Which lines below hold the word "Substation"? Copy all of them.

INFORMATION SUPPLIED —

--- START ---

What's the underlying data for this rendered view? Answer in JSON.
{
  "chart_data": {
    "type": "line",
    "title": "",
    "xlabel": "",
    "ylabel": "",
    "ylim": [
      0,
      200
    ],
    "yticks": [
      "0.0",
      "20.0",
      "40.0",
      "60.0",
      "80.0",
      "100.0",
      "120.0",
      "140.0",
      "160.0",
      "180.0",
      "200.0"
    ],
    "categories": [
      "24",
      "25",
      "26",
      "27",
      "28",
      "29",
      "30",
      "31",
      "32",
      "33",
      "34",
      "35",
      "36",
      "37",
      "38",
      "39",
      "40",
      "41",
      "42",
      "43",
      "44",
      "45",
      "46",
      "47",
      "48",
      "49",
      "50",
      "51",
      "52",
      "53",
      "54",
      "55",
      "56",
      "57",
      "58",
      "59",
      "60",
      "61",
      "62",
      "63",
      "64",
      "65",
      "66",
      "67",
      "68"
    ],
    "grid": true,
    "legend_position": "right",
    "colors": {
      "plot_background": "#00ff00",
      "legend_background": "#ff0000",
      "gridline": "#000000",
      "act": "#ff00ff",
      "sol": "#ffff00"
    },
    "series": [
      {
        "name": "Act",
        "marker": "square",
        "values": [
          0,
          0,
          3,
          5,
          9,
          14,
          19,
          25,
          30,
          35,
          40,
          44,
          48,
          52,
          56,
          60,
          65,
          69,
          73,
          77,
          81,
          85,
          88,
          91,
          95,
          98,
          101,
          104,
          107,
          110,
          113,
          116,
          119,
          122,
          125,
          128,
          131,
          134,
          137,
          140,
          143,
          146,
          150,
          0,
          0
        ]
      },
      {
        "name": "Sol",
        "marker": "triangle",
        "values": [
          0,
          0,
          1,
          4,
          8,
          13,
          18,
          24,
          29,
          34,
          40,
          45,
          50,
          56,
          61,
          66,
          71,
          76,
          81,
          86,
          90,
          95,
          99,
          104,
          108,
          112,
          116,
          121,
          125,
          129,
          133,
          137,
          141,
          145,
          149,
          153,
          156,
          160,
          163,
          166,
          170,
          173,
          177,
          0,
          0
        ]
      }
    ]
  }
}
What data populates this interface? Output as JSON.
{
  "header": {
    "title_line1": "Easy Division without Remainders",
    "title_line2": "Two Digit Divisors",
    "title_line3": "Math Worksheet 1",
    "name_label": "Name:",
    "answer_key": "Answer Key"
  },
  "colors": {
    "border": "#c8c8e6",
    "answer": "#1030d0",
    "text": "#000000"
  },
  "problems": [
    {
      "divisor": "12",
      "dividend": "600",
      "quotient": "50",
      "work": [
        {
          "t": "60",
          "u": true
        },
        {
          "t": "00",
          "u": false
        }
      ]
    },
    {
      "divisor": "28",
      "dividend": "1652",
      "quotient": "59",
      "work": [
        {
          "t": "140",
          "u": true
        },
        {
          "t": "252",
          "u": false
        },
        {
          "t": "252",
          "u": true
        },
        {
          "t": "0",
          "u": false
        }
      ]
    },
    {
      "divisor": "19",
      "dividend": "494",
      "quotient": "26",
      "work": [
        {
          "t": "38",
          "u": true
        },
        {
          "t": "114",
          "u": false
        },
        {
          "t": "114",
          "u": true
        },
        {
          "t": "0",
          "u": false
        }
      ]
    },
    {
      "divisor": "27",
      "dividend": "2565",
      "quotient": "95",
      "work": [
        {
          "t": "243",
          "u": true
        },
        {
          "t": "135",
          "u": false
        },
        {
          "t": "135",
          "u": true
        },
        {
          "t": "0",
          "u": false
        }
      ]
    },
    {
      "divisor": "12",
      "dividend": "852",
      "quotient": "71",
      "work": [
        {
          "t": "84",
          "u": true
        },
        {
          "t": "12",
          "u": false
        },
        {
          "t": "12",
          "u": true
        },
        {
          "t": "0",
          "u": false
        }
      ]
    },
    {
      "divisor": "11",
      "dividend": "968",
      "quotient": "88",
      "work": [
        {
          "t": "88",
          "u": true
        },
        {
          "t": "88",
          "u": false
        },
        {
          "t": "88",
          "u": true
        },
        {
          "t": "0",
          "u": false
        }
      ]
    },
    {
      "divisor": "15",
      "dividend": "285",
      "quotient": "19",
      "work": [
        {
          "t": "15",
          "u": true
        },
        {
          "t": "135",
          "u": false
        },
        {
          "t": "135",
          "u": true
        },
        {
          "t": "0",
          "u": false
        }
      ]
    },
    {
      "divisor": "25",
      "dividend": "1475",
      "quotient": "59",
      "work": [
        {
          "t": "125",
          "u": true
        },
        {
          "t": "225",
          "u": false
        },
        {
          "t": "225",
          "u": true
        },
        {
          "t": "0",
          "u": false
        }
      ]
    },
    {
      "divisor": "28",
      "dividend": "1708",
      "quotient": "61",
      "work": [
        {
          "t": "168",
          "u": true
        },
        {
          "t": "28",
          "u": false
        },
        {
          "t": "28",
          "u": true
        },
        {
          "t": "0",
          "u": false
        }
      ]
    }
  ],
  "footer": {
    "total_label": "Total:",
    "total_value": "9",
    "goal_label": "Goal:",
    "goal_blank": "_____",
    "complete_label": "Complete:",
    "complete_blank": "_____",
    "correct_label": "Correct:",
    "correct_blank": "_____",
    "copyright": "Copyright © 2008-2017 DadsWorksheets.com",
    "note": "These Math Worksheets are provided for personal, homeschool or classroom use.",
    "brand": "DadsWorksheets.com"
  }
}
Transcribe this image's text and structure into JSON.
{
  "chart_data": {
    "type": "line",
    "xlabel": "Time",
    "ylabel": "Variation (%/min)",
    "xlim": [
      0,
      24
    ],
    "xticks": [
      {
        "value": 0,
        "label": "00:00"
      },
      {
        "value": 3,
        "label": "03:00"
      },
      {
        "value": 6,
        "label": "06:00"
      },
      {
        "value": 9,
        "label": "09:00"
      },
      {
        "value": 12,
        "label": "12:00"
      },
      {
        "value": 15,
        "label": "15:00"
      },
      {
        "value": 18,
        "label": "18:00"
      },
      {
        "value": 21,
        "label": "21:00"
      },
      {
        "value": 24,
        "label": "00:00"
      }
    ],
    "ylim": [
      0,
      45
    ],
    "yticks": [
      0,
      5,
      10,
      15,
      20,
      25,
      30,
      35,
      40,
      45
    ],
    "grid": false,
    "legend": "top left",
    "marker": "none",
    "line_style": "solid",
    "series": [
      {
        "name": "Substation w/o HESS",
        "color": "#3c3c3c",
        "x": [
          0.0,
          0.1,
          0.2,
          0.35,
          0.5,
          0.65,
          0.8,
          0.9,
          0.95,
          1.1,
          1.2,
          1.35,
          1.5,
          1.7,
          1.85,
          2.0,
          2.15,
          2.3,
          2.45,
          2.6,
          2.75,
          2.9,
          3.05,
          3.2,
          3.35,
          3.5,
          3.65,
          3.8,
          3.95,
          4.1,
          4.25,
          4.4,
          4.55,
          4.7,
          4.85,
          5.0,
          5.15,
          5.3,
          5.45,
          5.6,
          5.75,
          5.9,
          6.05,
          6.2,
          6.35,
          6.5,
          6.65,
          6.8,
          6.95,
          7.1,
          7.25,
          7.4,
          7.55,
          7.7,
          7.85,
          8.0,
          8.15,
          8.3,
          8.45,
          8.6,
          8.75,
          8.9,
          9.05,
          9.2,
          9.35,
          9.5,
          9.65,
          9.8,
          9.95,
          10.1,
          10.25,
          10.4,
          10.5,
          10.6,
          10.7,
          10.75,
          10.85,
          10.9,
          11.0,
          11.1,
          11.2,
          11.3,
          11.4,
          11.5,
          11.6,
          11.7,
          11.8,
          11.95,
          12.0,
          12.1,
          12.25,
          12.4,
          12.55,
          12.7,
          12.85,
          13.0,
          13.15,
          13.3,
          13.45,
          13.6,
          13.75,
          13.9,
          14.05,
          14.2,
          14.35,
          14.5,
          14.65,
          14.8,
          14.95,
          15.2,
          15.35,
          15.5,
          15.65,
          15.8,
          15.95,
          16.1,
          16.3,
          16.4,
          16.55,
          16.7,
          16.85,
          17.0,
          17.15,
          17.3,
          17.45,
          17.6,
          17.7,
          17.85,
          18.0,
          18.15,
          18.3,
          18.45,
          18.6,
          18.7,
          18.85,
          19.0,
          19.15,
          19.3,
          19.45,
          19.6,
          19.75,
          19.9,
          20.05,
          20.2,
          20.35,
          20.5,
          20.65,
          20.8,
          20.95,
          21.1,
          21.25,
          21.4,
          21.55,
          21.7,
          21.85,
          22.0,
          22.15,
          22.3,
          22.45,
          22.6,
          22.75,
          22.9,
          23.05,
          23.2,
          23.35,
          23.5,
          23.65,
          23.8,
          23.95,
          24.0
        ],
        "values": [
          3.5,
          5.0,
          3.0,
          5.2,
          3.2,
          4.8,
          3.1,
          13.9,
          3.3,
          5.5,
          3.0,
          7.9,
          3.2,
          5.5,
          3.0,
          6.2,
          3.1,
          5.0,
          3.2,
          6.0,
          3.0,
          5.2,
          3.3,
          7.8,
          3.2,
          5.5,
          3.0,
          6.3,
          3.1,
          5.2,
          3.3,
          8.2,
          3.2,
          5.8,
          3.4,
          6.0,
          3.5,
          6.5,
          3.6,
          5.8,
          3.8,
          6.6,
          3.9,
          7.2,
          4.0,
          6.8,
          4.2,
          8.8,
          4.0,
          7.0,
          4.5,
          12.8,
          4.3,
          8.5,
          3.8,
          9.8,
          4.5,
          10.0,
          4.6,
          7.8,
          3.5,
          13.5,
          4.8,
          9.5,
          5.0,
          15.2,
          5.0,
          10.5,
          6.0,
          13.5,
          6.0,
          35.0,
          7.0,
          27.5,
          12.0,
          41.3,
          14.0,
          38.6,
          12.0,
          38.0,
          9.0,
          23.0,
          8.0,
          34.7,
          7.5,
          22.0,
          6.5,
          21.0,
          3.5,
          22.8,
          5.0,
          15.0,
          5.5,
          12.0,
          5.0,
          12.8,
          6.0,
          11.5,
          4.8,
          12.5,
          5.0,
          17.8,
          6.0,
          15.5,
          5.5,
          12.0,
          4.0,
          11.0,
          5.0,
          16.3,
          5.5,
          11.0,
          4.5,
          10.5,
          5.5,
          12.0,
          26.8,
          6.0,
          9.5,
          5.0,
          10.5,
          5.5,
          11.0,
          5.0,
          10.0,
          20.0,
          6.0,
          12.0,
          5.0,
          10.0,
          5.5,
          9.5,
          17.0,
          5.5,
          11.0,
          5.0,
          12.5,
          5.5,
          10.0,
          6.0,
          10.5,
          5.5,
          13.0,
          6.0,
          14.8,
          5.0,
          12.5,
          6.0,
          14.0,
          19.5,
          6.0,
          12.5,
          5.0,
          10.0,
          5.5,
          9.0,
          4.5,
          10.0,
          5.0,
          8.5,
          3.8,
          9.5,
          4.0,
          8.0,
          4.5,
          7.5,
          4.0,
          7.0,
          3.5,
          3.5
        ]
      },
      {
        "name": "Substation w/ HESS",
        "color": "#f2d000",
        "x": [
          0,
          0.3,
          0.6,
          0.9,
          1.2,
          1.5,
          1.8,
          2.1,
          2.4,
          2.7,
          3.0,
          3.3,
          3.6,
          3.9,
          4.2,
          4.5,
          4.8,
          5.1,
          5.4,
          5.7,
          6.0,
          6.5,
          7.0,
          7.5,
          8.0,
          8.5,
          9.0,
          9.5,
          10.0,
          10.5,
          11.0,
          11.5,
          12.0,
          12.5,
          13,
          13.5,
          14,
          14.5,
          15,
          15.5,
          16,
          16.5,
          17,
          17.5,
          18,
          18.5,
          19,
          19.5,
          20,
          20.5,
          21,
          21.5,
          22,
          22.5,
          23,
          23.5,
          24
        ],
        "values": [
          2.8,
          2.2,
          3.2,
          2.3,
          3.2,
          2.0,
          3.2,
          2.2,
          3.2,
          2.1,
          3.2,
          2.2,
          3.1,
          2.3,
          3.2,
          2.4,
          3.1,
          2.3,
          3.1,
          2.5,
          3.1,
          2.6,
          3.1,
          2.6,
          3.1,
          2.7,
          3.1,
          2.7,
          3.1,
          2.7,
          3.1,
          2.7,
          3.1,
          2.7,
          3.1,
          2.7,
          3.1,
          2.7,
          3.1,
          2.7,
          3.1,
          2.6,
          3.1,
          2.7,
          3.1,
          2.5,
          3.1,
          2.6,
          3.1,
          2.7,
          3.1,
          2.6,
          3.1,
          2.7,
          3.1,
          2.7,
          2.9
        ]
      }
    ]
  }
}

--- END ---

TASK RESULT —
        "name": "Substation w/o HESS",
        "name": "Substation w/ HESS",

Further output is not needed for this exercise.